■ Short exercise ■
For the data below, report the number of lines that contain the string "title" and nothing else.
------ Input data ------
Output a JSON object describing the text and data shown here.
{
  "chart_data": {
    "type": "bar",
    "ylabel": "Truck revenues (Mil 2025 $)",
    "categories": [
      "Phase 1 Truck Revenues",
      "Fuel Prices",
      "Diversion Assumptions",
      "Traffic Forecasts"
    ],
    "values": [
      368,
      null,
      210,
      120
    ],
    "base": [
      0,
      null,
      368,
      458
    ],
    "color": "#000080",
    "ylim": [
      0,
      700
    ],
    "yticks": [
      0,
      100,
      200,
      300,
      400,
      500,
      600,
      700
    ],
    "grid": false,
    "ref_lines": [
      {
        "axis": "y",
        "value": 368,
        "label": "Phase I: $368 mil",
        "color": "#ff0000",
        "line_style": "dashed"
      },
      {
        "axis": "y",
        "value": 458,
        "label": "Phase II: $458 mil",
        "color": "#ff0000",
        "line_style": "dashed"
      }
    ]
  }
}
------
------ Input data ------
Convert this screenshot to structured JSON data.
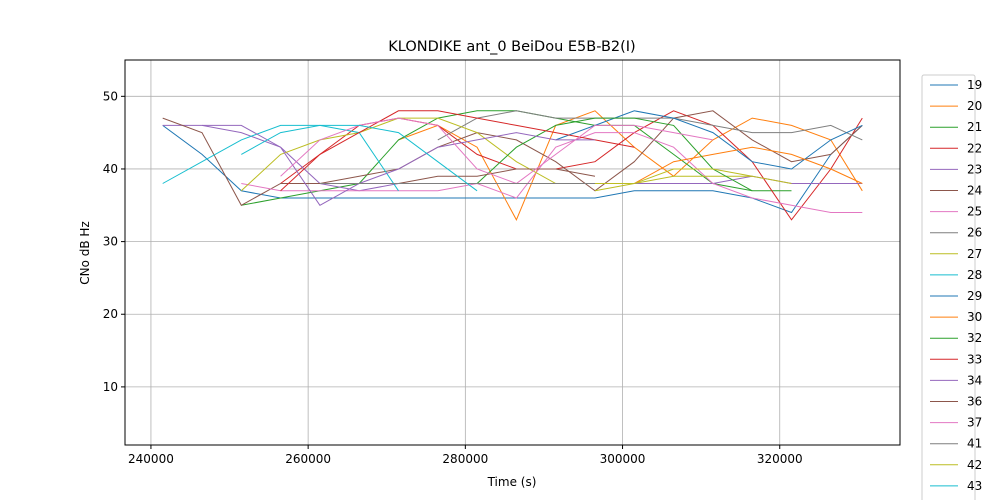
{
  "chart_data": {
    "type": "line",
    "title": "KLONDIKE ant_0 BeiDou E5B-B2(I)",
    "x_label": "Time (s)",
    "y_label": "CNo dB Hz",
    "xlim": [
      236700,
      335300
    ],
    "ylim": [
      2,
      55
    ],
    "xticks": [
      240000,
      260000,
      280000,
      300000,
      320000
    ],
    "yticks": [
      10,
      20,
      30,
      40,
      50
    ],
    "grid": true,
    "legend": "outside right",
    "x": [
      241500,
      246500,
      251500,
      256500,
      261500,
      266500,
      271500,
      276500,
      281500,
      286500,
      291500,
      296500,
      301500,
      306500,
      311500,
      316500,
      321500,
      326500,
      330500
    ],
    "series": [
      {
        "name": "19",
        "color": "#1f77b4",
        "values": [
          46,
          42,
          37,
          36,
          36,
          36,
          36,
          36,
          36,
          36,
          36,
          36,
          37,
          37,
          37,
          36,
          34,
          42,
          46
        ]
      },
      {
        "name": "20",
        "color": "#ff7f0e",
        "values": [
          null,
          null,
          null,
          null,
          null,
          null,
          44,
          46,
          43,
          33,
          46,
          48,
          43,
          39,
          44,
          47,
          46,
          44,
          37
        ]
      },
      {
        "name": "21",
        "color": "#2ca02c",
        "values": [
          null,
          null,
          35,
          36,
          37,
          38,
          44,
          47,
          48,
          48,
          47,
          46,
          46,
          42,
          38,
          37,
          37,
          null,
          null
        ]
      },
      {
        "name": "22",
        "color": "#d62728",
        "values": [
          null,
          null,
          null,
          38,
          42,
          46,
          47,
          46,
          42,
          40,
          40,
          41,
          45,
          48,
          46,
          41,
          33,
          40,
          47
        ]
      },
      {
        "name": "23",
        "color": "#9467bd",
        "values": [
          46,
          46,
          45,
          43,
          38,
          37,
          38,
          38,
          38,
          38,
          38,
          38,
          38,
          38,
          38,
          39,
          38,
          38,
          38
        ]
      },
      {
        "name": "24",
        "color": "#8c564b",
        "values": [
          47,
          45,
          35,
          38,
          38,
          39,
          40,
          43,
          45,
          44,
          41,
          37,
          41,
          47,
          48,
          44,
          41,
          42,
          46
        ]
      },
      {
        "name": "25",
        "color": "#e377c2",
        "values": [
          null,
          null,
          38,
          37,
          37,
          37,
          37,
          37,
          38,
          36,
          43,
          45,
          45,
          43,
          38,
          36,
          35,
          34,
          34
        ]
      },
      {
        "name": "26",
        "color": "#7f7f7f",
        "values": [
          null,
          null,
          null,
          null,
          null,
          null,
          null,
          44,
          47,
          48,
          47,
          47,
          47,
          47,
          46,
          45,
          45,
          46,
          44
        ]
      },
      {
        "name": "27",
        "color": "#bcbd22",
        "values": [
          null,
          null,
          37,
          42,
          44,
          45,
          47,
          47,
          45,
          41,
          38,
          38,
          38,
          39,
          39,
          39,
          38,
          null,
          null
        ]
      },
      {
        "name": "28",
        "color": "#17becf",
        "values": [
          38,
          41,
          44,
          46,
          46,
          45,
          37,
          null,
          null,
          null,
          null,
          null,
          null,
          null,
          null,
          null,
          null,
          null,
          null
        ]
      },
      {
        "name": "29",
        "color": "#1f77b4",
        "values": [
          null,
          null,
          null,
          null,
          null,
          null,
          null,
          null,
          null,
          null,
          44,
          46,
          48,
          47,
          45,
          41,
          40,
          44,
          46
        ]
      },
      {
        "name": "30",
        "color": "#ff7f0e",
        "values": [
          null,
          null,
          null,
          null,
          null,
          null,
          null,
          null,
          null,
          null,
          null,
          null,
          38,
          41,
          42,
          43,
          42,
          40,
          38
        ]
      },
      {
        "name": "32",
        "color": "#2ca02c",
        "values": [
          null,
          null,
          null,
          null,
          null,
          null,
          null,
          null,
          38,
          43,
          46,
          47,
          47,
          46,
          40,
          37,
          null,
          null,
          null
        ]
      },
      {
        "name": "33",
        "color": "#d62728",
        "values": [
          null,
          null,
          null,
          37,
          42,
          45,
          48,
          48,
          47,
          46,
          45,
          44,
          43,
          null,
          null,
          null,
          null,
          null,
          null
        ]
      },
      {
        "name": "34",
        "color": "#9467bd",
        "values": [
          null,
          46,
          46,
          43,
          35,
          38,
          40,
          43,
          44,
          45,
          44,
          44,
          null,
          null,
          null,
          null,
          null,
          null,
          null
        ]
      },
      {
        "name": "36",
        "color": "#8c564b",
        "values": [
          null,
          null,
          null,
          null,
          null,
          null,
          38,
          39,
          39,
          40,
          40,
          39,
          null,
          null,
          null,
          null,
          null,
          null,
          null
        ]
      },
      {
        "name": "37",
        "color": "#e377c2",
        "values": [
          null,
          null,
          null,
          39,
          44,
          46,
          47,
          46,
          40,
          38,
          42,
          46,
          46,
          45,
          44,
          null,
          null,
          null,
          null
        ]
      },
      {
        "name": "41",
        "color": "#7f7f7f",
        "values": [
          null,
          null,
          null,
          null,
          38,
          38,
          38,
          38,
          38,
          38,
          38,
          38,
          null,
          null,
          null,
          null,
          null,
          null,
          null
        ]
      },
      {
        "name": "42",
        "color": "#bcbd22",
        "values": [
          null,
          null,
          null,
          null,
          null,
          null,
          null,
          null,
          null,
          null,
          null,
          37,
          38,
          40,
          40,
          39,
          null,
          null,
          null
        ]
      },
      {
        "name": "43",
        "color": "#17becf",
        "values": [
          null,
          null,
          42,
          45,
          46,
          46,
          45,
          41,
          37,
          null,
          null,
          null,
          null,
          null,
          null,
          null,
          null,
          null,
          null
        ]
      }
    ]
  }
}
------
------ Input data ------
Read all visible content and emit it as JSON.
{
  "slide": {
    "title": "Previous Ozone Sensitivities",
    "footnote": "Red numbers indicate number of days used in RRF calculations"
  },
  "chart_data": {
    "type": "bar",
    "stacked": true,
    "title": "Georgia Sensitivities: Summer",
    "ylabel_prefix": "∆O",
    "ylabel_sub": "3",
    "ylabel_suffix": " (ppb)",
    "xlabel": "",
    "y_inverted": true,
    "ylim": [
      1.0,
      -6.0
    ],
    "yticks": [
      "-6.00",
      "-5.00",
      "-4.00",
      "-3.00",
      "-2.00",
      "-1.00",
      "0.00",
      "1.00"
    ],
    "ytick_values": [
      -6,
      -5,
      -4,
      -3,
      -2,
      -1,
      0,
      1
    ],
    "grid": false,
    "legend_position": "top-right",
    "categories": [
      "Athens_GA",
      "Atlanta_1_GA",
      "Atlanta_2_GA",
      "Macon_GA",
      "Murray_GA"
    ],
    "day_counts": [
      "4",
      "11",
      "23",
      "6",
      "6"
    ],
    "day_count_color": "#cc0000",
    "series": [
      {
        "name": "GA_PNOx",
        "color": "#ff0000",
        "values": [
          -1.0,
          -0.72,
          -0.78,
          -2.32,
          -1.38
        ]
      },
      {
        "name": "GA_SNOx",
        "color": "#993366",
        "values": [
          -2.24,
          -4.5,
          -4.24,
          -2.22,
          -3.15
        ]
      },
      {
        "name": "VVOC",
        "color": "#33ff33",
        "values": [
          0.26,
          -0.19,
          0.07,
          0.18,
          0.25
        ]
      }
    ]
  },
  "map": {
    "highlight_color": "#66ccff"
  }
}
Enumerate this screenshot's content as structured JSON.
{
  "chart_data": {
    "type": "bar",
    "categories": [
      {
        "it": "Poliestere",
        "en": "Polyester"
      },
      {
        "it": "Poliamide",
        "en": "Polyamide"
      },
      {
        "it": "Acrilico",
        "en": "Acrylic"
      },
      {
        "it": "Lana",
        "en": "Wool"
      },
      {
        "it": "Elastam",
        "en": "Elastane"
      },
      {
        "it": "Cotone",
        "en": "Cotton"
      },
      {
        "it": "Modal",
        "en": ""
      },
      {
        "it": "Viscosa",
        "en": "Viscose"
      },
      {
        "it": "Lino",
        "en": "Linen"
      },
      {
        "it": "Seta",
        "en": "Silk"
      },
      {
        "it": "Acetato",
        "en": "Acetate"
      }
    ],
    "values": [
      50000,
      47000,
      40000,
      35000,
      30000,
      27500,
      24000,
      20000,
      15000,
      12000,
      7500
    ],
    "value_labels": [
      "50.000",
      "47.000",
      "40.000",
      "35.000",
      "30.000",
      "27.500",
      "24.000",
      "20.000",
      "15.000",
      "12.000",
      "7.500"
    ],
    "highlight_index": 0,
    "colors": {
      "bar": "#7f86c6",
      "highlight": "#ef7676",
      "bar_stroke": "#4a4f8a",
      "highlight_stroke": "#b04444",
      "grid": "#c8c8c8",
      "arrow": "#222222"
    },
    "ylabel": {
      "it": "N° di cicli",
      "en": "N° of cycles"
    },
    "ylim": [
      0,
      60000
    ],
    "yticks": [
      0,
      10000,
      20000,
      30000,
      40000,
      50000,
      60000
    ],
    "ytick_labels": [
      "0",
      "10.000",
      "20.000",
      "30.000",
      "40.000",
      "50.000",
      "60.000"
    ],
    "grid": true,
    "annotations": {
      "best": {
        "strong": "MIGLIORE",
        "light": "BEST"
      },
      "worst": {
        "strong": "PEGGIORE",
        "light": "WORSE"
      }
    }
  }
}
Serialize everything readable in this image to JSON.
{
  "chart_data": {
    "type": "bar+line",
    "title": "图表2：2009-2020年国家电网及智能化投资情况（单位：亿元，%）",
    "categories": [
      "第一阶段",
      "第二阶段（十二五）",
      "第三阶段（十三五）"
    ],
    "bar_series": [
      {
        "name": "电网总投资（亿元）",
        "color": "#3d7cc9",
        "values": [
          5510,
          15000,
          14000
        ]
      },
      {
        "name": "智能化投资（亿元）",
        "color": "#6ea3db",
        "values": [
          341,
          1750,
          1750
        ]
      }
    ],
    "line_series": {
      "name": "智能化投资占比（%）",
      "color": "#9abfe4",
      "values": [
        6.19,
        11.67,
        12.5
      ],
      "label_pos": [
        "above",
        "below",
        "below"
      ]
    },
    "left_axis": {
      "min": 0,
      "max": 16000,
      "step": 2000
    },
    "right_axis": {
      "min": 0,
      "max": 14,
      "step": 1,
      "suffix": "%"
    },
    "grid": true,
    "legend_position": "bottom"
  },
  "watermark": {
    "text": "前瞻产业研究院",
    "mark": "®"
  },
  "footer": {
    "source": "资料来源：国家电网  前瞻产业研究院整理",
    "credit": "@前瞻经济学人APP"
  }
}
------
■ The completed task ■
4